WHAT THE EXERCISE ASKS> Filter the records below and copy every line containing the word "energy".

EXTRACTED ENTRIES>

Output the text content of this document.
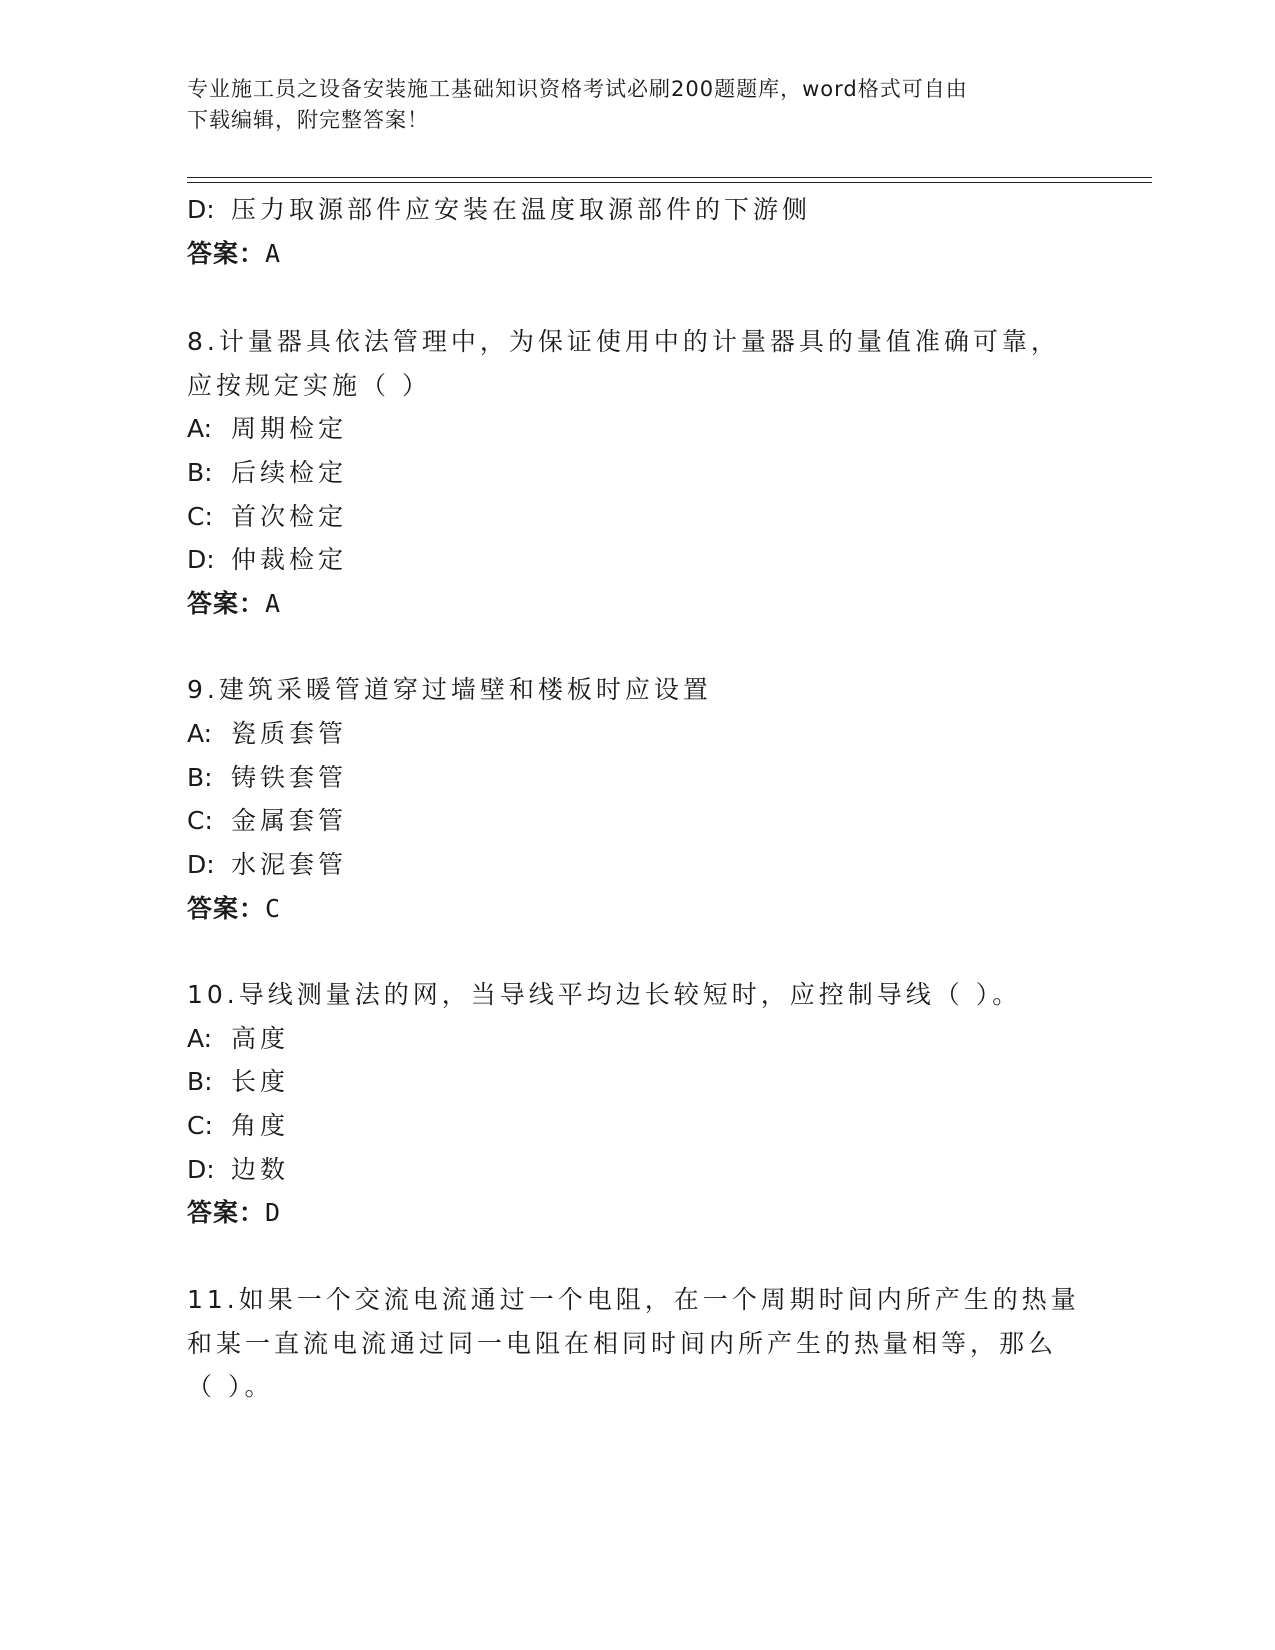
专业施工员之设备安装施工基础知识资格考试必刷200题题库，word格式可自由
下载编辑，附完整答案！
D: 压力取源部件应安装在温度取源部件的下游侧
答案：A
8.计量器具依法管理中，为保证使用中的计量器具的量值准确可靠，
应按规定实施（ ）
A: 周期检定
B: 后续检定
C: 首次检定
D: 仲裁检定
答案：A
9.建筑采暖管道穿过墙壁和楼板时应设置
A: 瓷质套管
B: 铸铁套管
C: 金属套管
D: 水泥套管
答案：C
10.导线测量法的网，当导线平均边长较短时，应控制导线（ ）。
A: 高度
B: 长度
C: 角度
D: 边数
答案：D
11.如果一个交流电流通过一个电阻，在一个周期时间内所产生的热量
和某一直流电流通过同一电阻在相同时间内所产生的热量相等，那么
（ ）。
--
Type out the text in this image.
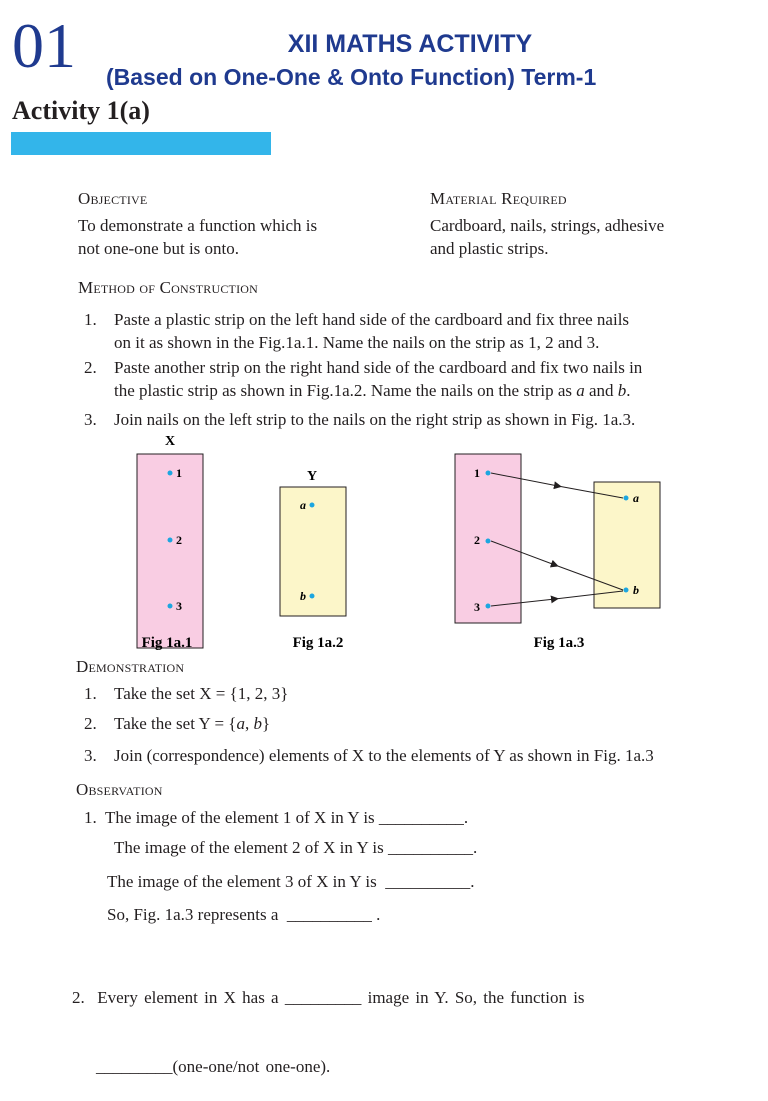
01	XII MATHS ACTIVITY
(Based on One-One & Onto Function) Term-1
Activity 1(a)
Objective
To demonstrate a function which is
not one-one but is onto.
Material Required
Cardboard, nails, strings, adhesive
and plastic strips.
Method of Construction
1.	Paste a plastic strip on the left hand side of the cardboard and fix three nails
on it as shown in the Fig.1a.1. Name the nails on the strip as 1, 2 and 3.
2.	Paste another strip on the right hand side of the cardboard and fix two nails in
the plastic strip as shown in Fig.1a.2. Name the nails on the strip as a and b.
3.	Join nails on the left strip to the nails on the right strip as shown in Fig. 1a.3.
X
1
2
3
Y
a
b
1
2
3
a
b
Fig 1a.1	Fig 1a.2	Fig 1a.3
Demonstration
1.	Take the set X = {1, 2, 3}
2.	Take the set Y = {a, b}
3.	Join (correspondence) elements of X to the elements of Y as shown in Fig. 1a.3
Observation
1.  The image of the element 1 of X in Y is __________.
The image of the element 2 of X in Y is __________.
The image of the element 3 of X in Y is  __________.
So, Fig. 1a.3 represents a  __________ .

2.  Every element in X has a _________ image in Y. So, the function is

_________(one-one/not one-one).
--
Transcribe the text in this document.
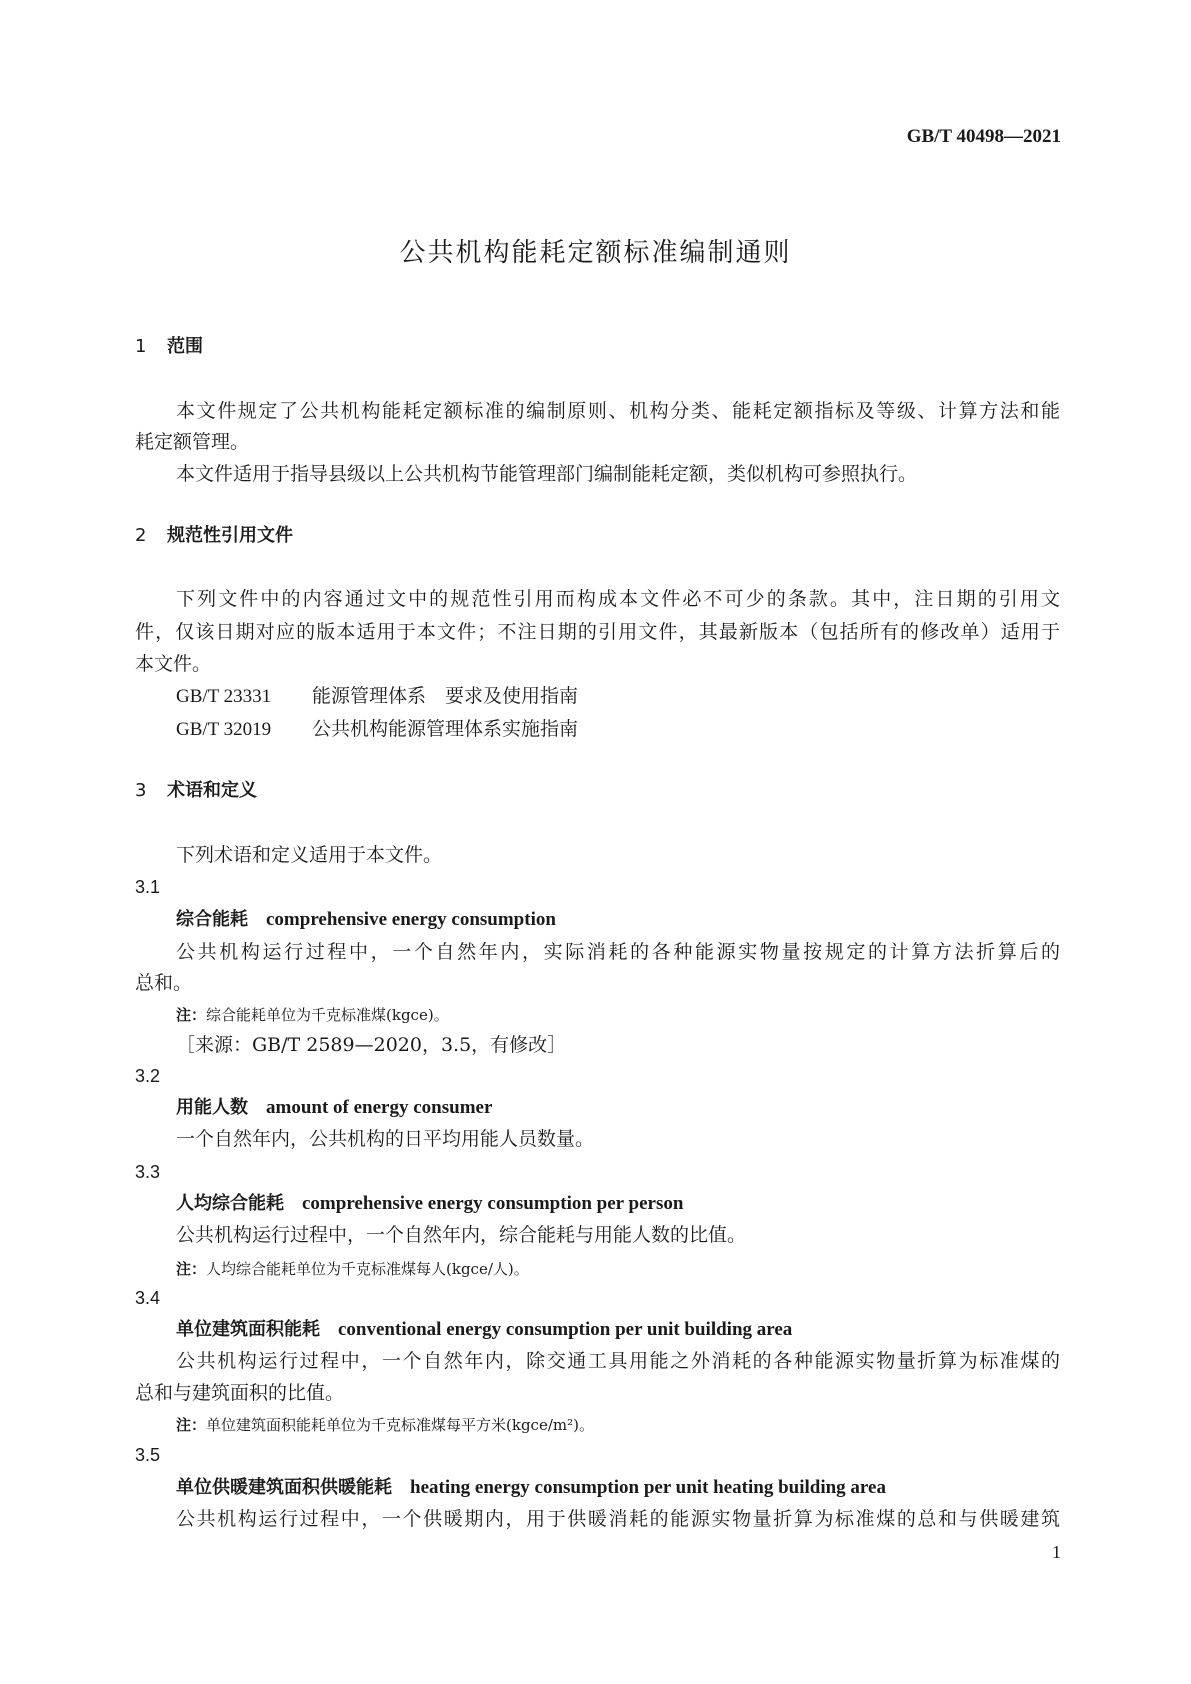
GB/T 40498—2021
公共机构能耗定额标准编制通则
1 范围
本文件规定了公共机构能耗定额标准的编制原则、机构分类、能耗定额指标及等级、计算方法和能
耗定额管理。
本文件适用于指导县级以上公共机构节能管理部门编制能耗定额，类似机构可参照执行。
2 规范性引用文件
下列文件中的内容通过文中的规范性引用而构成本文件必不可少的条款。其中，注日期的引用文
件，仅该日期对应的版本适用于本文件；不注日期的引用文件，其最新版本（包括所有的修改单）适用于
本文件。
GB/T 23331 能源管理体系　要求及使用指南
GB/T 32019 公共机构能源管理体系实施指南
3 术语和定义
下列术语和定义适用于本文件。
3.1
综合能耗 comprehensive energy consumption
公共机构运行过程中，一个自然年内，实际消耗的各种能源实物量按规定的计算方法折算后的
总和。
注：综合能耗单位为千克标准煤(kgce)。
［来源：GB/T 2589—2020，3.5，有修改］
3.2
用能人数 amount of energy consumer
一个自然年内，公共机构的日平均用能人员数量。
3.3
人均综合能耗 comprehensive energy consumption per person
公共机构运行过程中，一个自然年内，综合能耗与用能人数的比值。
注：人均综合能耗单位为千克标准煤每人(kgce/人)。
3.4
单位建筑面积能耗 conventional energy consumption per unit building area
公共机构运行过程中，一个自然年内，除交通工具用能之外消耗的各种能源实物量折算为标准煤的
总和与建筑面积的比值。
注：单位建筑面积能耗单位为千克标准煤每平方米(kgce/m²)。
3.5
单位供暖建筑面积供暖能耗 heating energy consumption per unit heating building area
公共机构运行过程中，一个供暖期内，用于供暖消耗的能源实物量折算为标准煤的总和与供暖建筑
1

FINAL RESULT>
综合能耗 comprehensive energy consumption
用能人数 amount of energy consumer
人均综合能耗 comprehensive energy consumption per person
单位建筑面积能耗 conventional energy consumption per unit building area
单位供暖建筑面积供暖能耗 heating energy consumption per unit heating building area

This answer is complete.